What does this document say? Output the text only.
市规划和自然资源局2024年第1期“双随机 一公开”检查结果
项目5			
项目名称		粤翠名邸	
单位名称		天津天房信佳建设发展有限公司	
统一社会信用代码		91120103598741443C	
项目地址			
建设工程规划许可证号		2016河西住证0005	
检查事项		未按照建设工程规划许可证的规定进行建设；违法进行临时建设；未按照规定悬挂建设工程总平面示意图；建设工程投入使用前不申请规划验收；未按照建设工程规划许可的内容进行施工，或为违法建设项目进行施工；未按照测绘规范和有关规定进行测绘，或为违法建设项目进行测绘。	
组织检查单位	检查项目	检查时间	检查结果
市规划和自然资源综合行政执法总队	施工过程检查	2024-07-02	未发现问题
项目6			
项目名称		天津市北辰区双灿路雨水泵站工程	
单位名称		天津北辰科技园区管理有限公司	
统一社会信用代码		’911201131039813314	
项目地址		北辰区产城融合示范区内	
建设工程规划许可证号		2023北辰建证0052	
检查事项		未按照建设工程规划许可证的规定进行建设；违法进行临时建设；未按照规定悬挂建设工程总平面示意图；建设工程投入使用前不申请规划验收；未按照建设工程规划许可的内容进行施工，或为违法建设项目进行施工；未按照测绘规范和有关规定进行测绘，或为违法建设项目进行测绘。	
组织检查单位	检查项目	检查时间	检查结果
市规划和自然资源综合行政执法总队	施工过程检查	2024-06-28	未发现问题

(What you should do): Extract the data exactly as given.

(Solution):
What does this document say? Output the text only.
市规划和自然资源局2024年第1期“双随机 一公开”检查结果
项目5			
项目名称		粤翠名邸	
单位名称		天津天房信佳建设发展有限公司	
统一社会信用代码		91120103598741443C	
项目地址			
建设工程规划许可证号		2016河西住证0005	
检查事项		未按照建设工程规划许可证的规定进行建设；违法进行临时建设；未按照规定悬挂建设工程总平面示意图；建设工程投入使用前不申请规划验收；未按照建设工程规划许可的内容进行施工，或为违法建设项目进行施工；未按照测绘规范和有关规定进行测绘，或为违法建设项目进行测绘。	
组织检查单位	检查项目	检查时间	检查结果
市规划和自然资源综合行政执法总队	施工过程检查	2024-07-02	未发现问题
项目6			
项目名称		天津市北辰区双灿路雨水泵站工程	
单位名称		天津北辰科技园区管理有限公司	
统一社会信用代码		’911201131039813314	
项目地址		北辰区产城融合示范区内	
建设工程规划许可证号		2023北辰建证0052	
检查事项		未按照建设工程规划许可证的规定进行建设；违法进行临时建设；未按照规定悬挂建设工程总平面示意图；建设工程投入使用前不申请规划验收；未按照建设工程规划许可的内容进行施工，或为违法建设项目进行施工；未按照测绘规范和有关规定进行测绘，或为违法建设项目进行测绘。	
组织检查单位	检查项目	检查时间	检查结果
市规划和自然资源综合行政执法总队	施工过程检查	2024-06-28	未发现问题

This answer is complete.